Return each line of the material verbatim.

* * * *

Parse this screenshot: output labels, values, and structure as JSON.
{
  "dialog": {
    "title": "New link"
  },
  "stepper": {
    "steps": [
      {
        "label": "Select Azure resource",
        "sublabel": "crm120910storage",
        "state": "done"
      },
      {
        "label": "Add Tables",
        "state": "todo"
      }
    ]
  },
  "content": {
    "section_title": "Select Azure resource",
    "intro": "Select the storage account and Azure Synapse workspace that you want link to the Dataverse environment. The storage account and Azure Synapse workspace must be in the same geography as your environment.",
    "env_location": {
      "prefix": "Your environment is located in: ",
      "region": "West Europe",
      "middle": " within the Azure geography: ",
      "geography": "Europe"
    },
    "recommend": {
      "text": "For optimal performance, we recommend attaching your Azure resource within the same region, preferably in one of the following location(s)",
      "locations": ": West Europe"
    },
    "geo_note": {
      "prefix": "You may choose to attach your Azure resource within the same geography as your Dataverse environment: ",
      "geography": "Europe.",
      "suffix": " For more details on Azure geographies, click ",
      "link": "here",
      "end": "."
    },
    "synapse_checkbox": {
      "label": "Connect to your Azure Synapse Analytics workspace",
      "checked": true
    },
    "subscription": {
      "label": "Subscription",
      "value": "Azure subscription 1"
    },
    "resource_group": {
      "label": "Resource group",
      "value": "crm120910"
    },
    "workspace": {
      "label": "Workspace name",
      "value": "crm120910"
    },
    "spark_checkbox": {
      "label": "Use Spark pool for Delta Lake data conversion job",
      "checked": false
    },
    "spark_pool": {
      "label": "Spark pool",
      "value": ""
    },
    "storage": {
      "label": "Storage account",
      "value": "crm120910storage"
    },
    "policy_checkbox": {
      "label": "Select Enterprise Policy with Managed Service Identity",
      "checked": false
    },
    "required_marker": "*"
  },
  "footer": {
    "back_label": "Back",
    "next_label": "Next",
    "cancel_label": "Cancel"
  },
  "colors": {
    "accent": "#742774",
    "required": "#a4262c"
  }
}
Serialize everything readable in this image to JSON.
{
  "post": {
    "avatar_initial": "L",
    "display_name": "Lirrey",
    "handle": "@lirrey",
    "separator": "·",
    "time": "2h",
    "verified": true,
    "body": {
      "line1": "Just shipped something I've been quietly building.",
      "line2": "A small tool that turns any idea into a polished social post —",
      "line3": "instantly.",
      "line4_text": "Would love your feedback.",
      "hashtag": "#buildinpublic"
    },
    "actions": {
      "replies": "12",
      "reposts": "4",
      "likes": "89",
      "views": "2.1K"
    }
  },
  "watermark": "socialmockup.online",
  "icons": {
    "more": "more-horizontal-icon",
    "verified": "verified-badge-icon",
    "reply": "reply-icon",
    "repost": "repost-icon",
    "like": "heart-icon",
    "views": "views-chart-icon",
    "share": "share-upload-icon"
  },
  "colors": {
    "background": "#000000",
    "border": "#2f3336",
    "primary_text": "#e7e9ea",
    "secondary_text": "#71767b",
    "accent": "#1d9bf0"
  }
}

* * * *

[ANSWER TO THIS TASK]
Parse this screenshot: output labels, values, and structure as JSON.
{
  "dialog": {
    "title": "New link"
  },
  "stepper": {
    "steps": [
      {
        "label": "Select Azure resource",
        "sublabel": "crm120910storage",
        "state": "done"
      },
      {
        "label": "Add Tables",
        "state": "todo"
      }
    ]
  },
  "content": {
    "section_title": "Select Azure resource",
    "intro": "Select the storage account and Azure Synapse workspace that you want link to the Dataverse environment. The storage account and Azure Synapse workspace must be in the same geography as your environment.",
    "env_location": {
      "prefix": "Your environment is located in: ",
      "region": "West Europe",
      "middle": " within the Azure geography: ",
      "geography": "Europe"
    },
    "recommend": {
      "text": "For optimal performance, we recommend attaching your Azure resource within the same region, preferably in one of the following location(s)",
      "locations": ": West Europe"
    },
    "geo_note": {
      "prefix": "You may choose to attach your Azure resource within the same geography as your Dataverse environment: ",
      "geography": "Europe.",
      "suffix": " For more details on Azure geographies, click ",
      "link": "here",
      "end": "."
    },
    "synapse_checkbox": {
      "label": "Connect to your Azure Synapse Analytics workspace",
      "checked": true
    },
    "subscription": {
      "label": "Subscription",
      "value": "Azure subscription 1"
    },
    "resource_group": {
      "label": "Resource group",
      "value": "crm120910"
    },
    "workspace": {
      "label": "Workspace name",
      "value": "crm120910"
    },
    "spark_checkbox": {
      "label": "Use Spark pool for Delta Lake data conversion job",
      "checked": false
    },
    "spark_pool": {
      "label": "Spark pool",
      "value": ""
    },
    "storage": {
      "label": "Storage account",
      "value": "crm120910storage"
    },
    "policy_checkbox": {
      "label": "Select Enterprise Policy with Managed Service Identity",
      "checked": false
    },
    "required_marker": "*"
  },
  "footer": {
    "back_label": "Back",
    "next_label": "Next",
    "cancel_label": "Cancel"
  },
  "colors": {
    "accent": "#742774",
    "required": "#a4262c"
  }
}
Serialize everything readable in this image to JSON.
{
  "post": {
    "avatar_initial": "L",
    "display_name": "Lirrey",
    "handle": "@lirrey",
    "separator": "·",
    "time": "2h",
    "verified": true,
    "body": {
      "line1": "Just shipped something I've been quietly building.",
      "line2": "A small tool that turns any idea into a polished social post —",
      "line3": "instantly.",
      "line4_text": "Would love your feedback.",
      "hashtag": "#buildinpublic"
    },
    "actions": {
      "replies": "12",
      "reposts": "4",
      "likes": "89",
      "views": "2.1K"
    }
  },
  "watermark": "socialmockup.online",
  "icons": {
    "more": "more-horizontal-icon",
    "verified": "verified-badge-icon",
    "reply": "reply-icon",
    "repost": "repost-icon",
    "like": "heart-icon",
    "views": "views-chart-icon",
    "share": "share-upload-icon"
  },
  "colors": {
    "background": "#000000",
    "border": "#2f3336",
    "primary_text": "#e7e9ea",
    "secondary_text": "#71767b",
    "accent": "#1d9bf0"
  }
}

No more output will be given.